● **Task**: Collect each line containing "Output".

[Records]
----------
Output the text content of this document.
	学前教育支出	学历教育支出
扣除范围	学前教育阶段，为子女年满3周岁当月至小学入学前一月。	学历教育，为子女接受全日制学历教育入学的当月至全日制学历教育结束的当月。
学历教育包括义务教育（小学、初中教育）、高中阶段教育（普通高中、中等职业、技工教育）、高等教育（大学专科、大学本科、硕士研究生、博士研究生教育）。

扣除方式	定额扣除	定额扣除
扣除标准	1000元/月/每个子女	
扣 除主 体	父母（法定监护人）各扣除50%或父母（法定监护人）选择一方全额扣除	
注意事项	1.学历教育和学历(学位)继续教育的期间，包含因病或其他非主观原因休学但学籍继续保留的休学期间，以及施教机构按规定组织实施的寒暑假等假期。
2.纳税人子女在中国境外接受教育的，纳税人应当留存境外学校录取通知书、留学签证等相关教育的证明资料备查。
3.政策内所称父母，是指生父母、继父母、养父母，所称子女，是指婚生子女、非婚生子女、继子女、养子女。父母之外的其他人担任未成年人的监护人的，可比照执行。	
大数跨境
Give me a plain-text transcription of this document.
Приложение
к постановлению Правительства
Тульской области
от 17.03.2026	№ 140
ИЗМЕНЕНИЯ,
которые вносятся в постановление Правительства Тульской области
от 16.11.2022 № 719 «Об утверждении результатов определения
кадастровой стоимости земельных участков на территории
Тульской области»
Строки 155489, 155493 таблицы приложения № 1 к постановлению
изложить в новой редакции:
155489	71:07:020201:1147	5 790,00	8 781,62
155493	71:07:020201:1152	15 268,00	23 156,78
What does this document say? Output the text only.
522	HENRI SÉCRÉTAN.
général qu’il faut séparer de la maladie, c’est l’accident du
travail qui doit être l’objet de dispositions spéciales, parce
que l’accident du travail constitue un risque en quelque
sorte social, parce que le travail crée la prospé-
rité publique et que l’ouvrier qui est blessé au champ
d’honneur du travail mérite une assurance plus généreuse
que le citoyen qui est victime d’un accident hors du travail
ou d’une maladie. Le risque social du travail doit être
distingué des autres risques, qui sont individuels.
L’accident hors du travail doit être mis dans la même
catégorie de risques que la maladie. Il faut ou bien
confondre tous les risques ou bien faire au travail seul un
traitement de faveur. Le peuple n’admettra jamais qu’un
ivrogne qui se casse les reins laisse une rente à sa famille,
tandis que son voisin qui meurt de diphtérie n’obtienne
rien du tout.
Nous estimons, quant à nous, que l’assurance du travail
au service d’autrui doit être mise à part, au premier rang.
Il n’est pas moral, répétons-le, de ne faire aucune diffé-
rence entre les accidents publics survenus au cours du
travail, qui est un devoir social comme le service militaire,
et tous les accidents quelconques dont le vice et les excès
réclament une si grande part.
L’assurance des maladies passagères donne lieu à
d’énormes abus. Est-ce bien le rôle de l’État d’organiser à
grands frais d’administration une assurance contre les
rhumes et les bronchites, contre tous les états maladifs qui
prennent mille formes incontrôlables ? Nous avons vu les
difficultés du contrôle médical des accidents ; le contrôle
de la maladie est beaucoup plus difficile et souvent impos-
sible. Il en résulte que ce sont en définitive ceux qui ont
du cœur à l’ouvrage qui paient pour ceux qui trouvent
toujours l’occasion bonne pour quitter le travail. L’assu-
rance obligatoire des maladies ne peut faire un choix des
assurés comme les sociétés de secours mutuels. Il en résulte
----------
● **Exercise result**:
Output the text content of this document.
What does this document say? Output the text only.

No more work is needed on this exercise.